● **Task directions**
Leave the pictures out, and retype all of the material exactly as written.
= = =
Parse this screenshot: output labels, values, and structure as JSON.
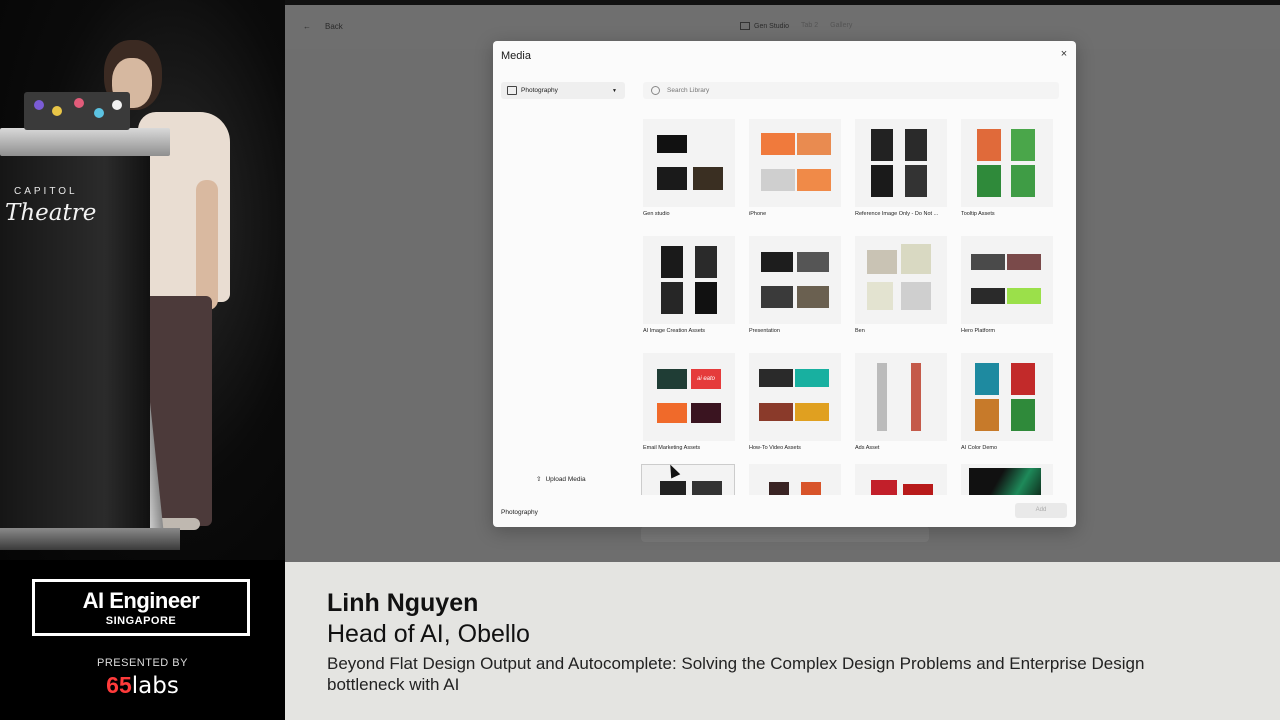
{
  "venue": {
    "line1": "CAPITOL",
    "line2": "Theatre"
  },
  "app": {
    "back_label": "Back",
    "tabs": [
      {
        "label": "Gen Studio",
        "active": true
      },
      {
        "label": "Tab 2",
        "active": false
      },
      {
        "label": "Gallery",
        "active": false
      }
    ]
  },
  "modal": {
    "title": "Media",
    "close_glyph": "×",
    "source_selected": "Photography",
    "search_placeholder": "Search Library",
    "upload_label": "Upload Media",
    "footer_label": "Photography",
    "add_label": "Add",
    "albums": [
      {
        "name": "Gen studio"
      },
      {
        "name": "iPhone"
      },
      {
        "name": "Reference Image Only - Do Not ..."
      },
      {
        "name": "Tooltip Assets"
      },
      {
        "name": "AI Image Creation Assets"
      },
      {
        "name": "Presentation"
      },
      {
        "name": "Ben"
      },
      {
        "name": "Hero Platform"
      },
      {
        "name": "Email Marketing Assets"
      },
      {
        "name": "How-To Video Assets"
      },
      {
        "name": "Ads Asset"
      },
      {
        "name": "AI Color Demo"
      },
      {
        "name": ""
      },
      {
        "name": ""
      },
      {
        "name": ""
      },
      {
        "name": ""
      }
    ],
    "email_logo": "ai eato"
  },
  "event": {
    "name": "AI Engineer",
    "city": "SINGAPORE",
    "presented_by": "PRESENTED BY",
    "sponsor_number": "65",
    "sponsor_word": "labs"
  },
  "speaker": {
    "name": "Linh Nguyen",
    "title": "Head of AI, Obello",
    "talk": "Beyond Flat Design Output and Autocomplete: Solving the Complex Design Problems and Enterprise Design bottleneck with AI"
  },
  "colors": {
    "sponsor_red": "#ff3b3b",
    "caption_bg": "#e4e4e1",
    "accent_orange": "#f07a3c"
  }
}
= = =
● **Output of the task**
Parse this screenshot: output labels, values, and structure as JSON.
{
  "venue": {
    "line1": "CAPITOL",
    "line2": "Theatre"
  },
  "app": {
    "back_label": "Back",
    "tabs": [
      {
        "label": "Gen Studio",
        "active": true
      },
      {
        "label": "Tab 2",
        "active": false
      },
      {
        "label": "Gallery",
        "active": false
      }
    ]
  },
  "modal": {
    "title": "Media",
    "close_glyph": "×",
    "source_selected": "Photography",
    "search_placeholder": "Search Library",
    "upload_label": "Upload Media",
    "footer_label": "Photography",
    "add_label": "Add",
    "albums": [
      {
        "name": "Gen studio"
      },
      {
        "name": "iPhone"
      },
      {
        "name": "Reference Image Only - Do Not ..."
      },
      {
        "name": "Tooltip Assets"
      },
      {
        "name": "AI Image Creation Assets"
      },
      {
        "name": "Presentation"
      },
      {
        "name": "Ben"
      },
      {
        "name": "Hero Platform"
      },
      {
        "name": "Email Marketing Assets"
      },
      {
        "name": "How-To Video Assets"
      },
      {
        "name": "Ads Asset"
      },
      {
        "name": "AI Color Demo"
      },
      {
        "name": ""
      },
      {
        "name": ""
      },
      {
        "name": ""
      },
      {
        "name": ""
      }
    ],
    "email_logo": "ai eato"
  },
  "event": {
    "name": "AI Engineer",
    "city": "SINGAPORE",
    "presented_by": "PRESENTED BY",
    "sponsor_number": "65",
    "sponsor_word": "labs"
  },
  "speaker": {
    "name": "Linh Nguyen",
    "title": "Head of AI, Obello",
    "talk": "Beyond Flat Design Output and Autocomplete: Solving the Complex Design Problems and Enterprise Design bottleneck with AI"
  },
  "colors": {
    "sponsor_red": "#ff3b3b",
    "caption_bg": "#e4e4e1",
    "accent_orange": "#f07a3c"
  }
}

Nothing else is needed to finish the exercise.